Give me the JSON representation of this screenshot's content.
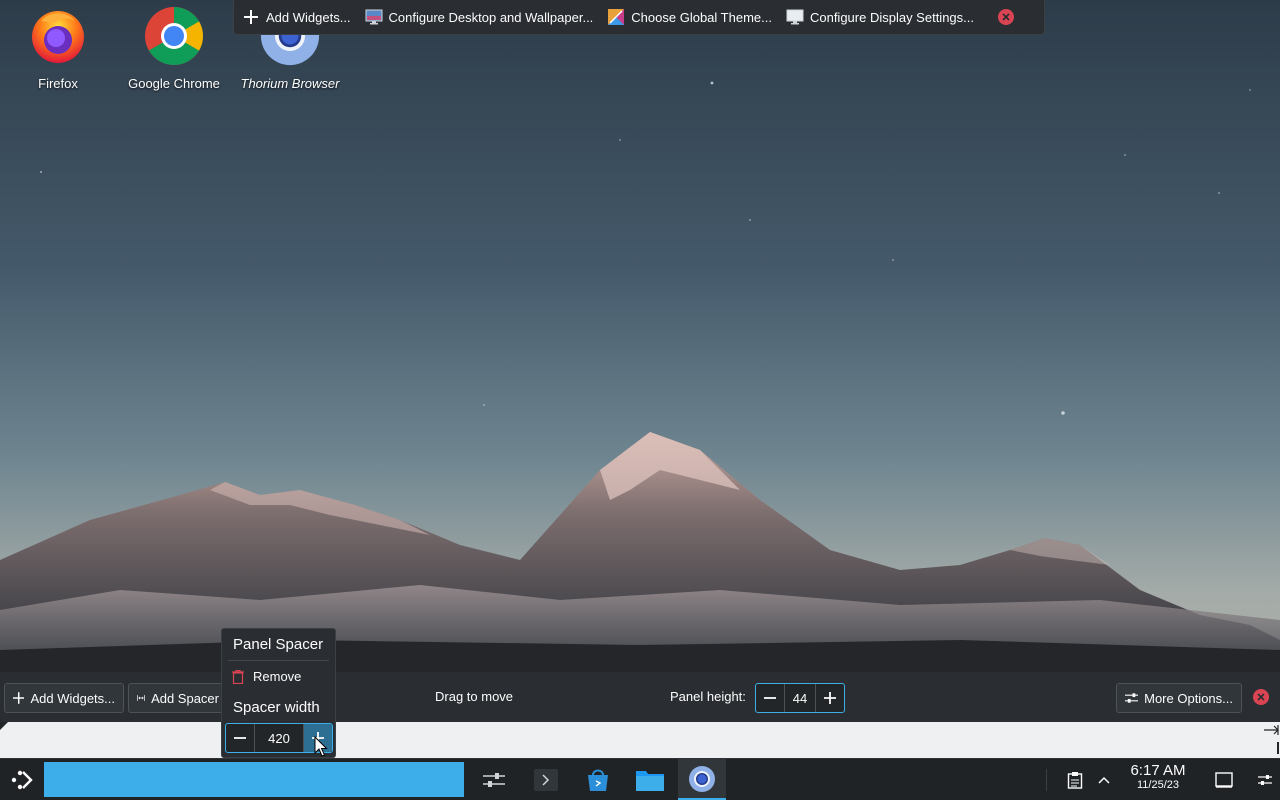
{
  "desktop": {
    "icons": [
      {
        "label": "Firefox",
        "icon": "firefox-icon"
      },
      {
        "label": "Google Chrome",
        "icon": "chrome-icon"
      },
      {
        "label": "Thorium Browser",
        "icon": "thorium-icon"
      }
    ]
  },
  "top_toolbar": {
    "add_widgets": "Add Widgets...",
    "configure_desktop": "Configure Desktop and Wallpaper...",
    "choose_theme": "Choose Global Theme...",
    "configure_display": "Configure Display Settings..."
  },
  "panel_edit": {
    "add_widgets": "Add Widgets...",
    "add_spacer": "Add Spacer",
    "drag_to_move": "Drag to move",
    "panel_height_label": "Panel height:",
    "panel_height_value": "44",
    "more_options": "More Options..."
  },
  "spacer_popup": {
    "title": "Panel Spacer",
    "remove": "Remove",
    "width_label": "Spacer width",
    "width_value": "420"
  },
  "taskbar": {
    "time": "6:17 AM",
    "date": "11/25/23",
    "spacer_width_fraction": 0.328
  },
  "colors": {
    "accent": "#3daee9",
    "close_red": "#da4453",
    "panel_bg": "#2a2e32"
  }
}
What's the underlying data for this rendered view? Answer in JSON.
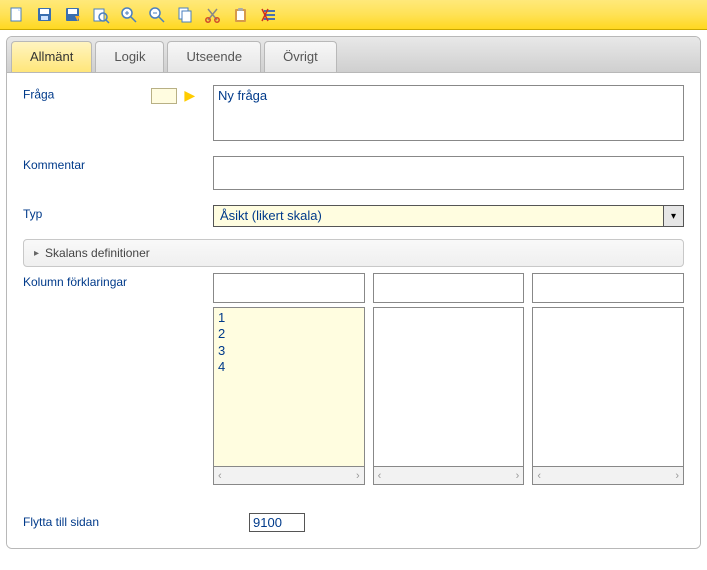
{
  "toolbar": {
    "icons": [
      "new",
      "save",
      "save-as",
      "find",
      "zoom-in",
      "zoom-out",
      "copy",
      "cut",
      "paste",
      "clear-format"
    ]
  },
  "tabs": [
    {
      "id": "allmant",
      "label": "Allmänt",
      "active": true
    },
    {
      "id": "logik",
      "label": "Logik",
      "active": false
    },
    {
      "id": "utseende",
      "label": "Utseende",
      "active": false
    },
    {
      "id": "ovrigt",
      "label": "Övrigt",
      "active": false
    }
  ],
  "form": {
    "fraga_label": "Fråga",
    "fraga_value": "Ny fråga",
    "kommentar_label": "Kommentar",
    "kommentar_value": "",
    "typ_label": "Typ",
    "typ_value": "Åsikt (likert skala)",
    "skalans_label": "Skalans definitioner",
    "kolumn_label": "Kolumn förklaringar",
    "col1_items": [
      "1",
      "2",
      "3",
      "4"
    ],
    "flytta_label": "Flytta till sidan",
    "flytta_value": "9100"
  }
}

WRITTEN INSTRUCTION:
Write the material out again exactly as it appears, dropping the pictures.

FINISHED TASK:
Give me the JSON representation of this screenshot's content.
{
  "desktop": {
    "icons": [
      {
        "label": "Firefox",
        "icon": "firefox-icon"
      },
      {
        "label": "Google Chrome",
        "icon": "chrome-icon"
      },
      {
        "label": "Thorium Browser",
        "icon": "thorium-icon"
      }
    ]
  },
  "top_toolbar": {
    "add_widgets": "Add Widgets...",
    "configure_desktop": "Configure Desktop and Wallpaper...",
    "choose_theme": "Choose Global Theme...",
    "configure_display": "Configure Display Settings..."
  },
  "panel_edit": {
    "add_widgets": "Add Widgets...",
    "add_spacer": "Add Spacer",
    "drag_to_move": "Drag to move",
    "panel_height_label": "Panel height:",
    "panel_height_value": "44",
    "more_options": "More Options..."
  },
  "spacer_popup": {
    "title": "Panel Spacer",
    "remove": "Remove",
    "width_label": "Spacer width",
    "width_value": "420"
  },
  "taskbar": {
    "time": "6:17 AM",
    "date": "11/25/23",
    "spacer_width_fraction": 0.328
  },
  "colors": {
    "accent": "#3daee9",
    "close_red": "#da4453",
    "panel_bg": "#2a2e32"
  }
}
What's the underlying data for this rendered view? Answer in JSON.
{
  "toolbar": {
    "icons": [
      "new",
      "save",
      "save-as",
      "find",
      "zoom-in",
      "zoom-out",
      "copy",
      "cut",
      "paste",
      "clear-format"
    ]
  },
  "tabs": [
    {
      "id": "allmant",
      "label": "Allmänt",
      "active": true
    },
    {
      "id": "logik",
      "label": "Logik",
      "active": false
    },
    {
      "id": "utseende",
      "label": "Utseende",
      "active": false
    },
    {
      "id": "ovrigt",
      "label": "Övrigt",
      "active": false
    }
  ],
  "form": {
    "fraga_label": "Fråga",
    "fraga_value": "Ny fråga",
    "kommentar_label": "Kommentar",
    "kommentar_value": "",
    "typ_label": "Typ",
    "typ_value": "Åsikt (likert skala)",
    "skalans_label": "Skalans definitioner",
    "kolumn_label": "Kolumn förklaringar",
    "col1_items": [
      "1",
      "2",
      "3",
      "4"
    ],
    "flytta_label": "Flytta till sidan",
    "flytta_value": "9100"
  }
}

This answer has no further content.